+++ Extracted information
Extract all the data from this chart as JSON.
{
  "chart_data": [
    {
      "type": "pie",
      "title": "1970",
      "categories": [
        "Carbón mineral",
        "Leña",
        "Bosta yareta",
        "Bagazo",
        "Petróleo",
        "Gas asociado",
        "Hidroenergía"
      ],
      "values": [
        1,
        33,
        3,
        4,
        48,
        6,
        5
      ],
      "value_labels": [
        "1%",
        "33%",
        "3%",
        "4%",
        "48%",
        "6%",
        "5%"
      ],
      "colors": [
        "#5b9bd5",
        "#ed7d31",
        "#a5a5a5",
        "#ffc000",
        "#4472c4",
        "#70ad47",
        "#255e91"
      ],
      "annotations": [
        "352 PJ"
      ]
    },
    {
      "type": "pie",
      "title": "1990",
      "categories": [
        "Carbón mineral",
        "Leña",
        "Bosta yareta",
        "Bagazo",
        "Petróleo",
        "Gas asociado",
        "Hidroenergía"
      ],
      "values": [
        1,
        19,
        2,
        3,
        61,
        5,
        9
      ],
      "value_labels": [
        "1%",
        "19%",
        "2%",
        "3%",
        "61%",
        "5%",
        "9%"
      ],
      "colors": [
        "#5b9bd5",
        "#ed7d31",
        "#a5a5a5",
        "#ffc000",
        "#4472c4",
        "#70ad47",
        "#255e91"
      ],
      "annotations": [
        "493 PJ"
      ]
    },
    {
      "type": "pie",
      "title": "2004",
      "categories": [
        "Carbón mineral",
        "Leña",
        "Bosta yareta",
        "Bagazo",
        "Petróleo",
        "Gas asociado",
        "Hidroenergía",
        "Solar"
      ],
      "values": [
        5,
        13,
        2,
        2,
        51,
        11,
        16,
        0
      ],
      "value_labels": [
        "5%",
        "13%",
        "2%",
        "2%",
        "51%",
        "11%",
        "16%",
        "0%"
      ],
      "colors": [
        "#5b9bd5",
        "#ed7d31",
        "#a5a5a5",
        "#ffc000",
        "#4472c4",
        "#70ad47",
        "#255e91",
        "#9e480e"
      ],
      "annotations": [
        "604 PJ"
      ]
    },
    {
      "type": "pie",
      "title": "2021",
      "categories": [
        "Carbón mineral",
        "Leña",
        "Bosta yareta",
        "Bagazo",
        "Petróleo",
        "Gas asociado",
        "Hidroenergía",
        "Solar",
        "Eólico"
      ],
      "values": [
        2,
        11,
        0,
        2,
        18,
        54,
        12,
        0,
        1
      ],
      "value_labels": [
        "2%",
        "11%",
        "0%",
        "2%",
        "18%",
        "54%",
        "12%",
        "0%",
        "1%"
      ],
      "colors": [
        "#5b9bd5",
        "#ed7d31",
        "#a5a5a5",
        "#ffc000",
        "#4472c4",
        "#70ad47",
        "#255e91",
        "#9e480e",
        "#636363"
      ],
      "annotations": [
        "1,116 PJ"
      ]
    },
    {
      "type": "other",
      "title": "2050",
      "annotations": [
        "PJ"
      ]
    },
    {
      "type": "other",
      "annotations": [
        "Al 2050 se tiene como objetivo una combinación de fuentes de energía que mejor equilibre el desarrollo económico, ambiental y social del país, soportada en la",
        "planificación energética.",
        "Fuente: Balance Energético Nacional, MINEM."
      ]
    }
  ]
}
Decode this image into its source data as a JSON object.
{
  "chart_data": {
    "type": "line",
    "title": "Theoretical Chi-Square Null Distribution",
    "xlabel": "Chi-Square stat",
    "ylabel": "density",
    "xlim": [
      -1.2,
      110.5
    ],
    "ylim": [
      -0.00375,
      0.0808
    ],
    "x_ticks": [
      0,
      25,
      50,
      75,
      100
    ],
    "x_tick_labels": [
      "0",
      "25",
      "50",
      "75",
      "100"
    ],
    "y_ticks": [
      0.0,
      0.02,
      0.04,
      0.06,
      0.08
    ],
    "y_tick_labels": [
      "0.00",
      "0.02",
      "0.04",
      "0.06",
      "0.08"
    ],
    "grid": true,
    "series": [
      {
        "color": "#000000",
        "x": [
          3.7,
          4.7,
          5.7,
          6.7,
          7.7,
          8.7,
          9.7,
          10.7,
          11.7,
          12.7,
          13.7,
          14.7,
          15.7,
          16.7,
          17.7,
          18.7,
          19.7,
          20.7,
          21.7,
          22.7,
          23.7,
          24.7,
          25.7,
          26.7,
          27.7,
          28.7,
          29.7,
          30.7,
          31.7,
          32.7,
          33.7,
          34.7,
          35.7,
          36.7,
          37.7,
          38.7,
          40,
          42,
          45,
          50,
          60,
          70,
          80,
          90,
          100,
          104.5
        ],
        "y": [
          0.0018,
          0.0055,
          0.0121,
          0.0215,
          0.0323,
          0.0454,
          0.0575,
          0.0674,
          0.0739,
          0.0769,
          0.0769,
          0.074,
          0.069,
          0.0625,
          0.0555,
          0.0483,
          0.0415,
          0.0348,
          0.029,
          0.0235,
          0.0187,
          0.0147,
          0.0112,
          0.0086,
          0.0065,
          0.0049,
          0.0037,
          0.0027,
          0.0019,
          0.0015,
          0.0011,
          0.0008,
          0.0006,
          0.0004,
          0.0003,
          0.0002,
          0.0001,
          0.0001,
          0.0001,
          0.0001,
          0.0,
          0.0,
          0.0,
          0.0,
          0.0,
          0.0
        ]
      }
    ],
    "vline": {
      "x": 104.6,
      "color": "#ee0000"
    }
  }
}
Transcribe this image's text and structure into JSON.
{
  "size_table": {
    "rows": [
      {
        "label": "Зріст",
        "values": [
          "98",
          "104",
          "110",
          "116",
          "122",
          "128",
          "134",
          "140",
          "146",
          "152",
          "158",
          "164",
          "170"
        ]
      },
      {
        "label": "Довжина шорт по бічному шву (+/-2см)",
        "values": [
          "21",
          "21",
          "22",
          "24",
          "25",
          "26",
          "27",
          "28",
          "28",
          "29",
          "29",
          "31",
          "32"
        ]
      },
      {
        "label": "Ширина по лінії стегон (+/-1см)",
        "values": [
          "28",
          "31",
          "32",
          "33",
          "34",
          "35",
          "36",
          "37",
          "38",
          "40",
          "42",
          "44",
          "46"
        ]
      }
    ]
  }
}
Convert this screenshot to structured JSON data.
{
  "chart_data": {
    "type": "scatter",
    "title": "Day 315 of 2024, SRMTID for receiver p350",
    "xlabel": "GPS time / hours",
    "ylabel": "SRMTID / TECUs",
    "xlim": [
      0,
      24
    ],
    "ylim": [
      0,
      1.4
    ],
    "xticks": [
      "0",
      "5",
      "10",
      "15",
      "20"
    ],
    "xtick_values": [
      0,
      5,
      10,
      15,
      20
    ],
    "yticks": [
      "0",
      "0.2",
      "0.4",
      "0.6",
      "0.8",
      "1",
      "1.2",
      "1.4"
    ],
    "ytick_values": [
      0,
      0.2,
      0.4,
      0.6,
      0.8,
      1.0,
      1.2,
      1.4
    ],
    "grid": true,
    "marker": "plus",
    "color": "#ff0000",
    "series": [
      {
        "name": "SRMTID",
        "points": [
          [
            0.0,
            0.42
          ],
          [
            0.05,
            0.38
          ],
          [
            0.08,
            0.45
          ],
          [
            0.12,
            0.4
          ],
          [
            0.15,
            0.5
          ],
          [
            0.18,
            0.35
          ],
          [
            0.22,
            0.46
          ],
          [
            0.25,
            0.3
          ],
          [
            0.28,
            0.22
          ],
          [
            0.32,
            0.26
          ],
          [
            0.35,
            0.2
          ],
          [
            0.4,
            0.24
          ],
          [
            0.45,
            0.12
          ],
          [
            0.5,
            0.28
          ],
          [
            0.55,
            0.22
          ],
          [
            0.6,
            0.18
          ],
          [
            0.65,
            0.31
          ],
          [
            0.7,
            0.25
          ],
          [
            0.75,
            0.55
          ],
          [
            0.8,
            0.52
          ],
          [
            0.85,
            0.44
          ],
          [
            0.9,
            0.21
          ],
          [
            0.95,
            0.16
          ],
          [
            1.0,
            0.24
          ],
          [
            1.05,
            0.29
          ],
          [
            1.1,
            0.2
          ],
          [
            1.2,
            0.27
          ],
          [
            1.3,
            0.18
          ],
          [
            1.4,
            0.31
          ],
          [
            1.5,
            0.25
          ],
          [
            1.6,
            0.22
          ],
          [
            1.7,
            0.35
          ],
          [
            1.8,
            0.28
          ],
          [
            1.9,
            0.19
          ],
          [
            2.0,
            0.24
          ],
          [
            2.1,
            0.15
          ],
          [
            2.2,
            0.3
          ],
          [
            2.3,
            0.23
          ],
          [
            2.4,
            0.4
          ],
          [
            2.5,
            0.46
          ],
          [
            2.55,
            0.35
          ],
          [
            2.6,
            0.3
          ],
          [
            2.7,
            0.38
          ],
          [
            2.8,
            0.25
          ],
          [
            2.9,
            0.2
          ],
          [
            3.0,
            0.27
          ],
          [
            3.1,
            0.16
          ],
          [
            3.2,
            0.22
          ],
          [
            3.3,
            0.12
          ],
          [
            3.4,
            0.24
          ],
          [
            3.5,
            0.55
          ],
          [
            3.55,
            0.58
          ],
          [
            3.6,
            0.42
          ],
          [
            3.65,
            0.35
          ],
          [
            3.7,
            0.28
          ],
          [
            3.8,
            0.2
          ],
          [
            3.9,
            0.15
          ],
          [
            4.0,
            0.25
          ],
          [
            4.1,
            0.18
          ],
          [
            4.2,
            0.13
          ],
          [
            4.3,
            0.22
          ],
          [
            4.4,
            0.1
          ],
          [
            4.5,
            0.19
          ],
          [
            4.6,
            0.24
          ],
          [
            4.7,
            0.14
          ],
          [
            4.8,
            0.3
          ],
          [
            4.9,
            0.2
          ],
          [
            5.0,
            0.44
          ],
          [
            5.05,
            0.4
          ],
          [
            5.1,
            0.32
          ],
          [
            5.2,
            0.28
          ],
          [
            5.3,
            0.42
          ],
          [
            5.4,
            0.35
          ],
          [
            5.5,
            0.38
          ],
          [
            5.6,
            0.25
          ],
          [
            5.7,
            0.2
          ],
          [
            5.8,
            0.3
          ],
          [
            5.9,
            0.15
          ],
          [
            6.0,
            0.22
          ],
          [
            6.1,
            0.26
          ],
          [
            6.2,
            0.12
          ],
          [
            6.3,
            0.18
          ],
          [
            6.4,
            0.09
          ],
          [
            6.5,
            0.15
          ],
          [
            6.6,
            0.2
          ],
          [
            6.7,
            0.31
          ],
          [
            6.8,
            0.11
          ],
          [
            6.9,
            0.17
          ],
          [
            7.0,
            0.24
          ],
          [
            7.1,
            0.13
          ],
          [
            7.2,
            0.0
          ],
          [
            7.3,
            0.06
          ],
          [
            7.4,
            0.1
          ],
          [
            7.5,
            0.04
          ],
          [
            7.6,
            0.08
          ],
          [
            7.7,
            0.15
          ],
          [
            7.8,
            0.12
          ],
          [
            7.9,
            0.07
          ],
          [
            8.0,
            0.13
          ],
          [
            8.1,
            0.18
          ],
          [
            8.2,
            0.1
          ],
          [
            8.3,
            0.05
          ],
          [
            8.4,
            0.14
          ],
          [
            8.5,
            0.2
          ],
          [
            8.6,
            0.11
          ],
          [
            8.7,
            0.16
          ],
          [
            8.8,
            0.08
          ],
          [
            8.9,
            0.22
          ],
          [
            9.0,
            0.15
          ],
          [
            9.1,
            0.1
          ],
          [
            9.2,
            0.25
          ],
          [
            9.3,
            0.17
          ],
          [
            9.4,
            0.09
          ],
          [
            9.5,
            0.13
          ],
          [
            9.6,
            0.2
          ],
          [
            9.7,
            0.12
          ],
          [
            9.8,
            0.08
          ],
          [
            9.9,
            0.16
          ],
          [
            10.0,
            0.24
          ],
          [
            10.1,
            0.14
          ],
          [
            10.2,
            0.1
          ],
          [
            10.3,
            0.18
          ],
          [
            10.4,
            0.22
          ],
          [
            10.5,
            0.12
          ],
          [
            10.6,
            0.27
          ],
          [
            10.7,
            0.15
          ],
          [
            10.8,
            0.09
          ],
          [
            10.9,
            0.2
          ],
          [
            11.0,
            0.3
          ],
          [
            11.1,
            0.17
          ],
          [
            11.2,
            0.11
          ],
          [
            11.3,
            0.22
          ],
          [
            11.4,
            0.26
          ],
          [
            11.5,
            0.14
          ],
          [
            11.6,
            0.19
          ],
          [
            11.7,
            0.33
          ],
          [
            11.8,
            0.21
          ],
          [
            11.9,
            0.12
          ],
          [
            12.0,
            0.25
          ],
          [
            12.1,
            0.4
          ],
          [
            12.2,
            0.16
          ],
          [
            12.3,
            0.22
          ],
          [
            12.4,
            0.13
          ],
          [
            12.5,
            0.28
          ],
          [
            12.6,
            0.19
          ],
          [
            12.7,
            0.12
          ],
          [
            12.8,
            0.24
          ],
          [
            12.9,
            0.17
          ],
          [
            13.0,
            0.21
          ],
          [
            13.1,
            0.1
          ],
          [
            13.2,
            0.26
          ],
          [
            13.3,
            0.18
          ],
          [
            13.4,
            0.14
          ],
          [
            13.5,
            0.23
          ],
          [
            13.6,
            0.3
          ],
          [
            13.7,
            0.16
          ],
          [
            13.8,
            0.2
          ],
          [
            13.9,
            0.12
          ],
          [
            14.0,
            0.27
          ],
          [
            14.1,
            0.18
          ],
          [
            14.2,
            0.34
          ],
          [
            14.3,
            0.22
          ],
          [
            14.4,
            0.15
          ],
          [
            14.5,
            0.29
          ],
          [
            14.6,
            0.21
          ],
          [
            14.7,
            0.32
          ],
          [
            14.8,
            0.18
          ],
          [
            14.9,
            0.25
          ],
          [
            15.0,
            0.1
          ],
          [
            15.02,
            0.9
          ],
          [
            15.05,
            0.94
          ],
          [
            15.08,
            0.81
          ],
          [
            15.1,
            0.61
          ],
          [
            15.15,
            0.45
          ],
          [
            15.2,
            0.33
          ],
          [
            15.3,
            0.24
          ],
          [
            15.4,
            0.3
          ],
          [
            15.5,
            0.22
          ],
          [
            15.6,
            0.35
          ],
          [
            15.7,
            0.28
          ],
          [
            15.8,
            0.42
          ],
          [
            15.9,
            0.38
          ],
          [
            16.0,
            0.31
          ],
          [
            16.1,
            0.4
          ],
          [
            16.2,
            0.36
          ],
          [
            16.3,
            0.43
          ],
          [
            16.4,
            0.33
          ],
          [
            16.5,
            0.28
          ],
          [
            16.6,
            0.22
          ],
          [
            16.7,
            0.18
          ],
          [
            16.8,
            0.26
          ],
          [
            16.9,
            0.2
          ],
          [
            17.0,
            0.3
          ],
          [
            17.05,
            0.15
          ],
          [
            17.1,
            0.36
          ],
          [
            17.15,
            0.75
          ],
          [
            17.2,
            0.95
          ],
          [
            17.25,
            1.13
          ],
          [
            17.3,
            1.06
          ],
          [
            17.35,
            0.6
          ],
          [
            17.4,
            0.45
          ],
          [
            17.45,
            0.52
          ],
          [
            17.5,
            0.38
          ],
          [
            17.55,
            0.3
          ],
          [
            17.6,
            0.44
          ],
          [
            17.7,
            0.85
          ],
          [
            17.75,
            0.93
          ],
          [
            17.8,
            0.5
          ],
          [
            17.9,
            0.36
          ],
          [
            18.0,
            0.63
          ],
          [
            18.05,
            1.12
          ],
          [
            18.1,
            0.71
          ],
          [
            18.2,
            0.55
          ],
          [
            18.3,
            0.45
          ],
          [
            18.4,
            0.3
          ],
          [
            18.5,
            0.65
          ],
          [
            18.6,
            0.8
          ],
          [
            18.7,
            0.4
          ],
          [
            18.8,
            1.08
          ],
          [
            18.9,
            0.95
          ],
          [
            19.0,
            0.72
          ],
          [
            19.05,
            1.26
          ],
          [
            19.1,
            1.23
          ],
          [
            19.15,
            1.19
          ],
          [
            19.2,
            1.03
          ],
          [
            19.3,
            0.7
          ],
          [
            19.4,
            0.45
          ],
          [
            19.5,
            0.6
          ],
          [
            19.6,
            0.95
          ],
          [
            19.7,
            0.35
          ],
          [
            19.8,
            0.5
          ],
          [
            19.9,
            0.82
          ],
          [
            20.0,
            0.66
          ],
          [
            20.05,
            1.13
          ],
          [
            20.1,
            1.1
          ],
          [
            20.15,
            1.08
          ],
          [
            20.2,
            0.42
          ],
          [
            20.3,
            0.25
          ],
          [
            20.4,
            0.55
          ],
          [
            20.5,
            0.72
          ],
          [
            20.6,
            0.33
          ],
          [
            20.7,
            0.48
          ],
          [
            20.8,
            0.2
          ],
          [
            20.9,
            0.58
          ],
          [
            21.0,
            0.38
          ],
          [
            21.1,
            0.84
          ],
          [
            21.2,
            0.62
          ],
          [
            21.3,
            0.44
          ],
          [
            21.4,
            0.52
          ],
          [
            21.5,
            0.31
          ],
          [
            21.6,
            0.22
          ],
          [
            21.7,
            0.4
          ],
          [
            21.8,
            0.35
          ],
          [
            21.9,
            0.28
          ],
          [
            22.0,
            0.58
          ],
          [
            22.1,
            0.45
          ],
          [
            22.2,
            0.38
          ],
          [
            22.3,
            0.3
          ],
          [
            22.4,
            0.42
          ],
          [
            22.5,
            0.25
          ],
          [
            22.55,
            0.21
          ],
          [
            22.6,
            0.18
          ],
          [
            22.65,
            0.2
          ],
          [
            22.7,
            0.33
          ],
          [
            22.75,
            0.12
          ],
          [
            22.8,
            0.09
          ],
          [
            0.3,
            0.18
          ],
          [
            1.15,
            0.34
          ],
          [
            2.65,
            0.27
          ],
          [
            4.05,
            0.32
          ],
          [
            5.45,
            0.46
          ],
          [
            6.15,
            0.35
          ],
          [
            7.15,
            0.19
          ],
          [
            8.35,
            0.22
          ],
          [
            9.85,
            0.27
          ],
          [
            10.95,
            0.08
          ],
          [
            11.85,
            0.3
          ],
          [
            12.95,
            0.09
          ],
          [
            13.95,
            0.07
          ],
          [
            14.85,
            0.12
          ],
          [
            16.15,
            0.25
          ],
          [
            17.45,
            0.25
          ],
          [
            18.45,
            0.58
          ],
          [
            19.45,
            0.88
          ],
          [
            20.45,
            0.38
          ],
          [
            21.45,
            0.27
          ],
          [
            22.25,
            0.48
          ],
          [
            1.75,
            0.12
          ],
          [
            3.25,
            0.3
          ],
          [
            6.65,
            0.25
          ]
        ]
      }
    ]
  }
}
++++++
#### Aim:
Work out how many lines of the listing above include the word "this". Reply with nothing but the count.

#### Exercise response:
4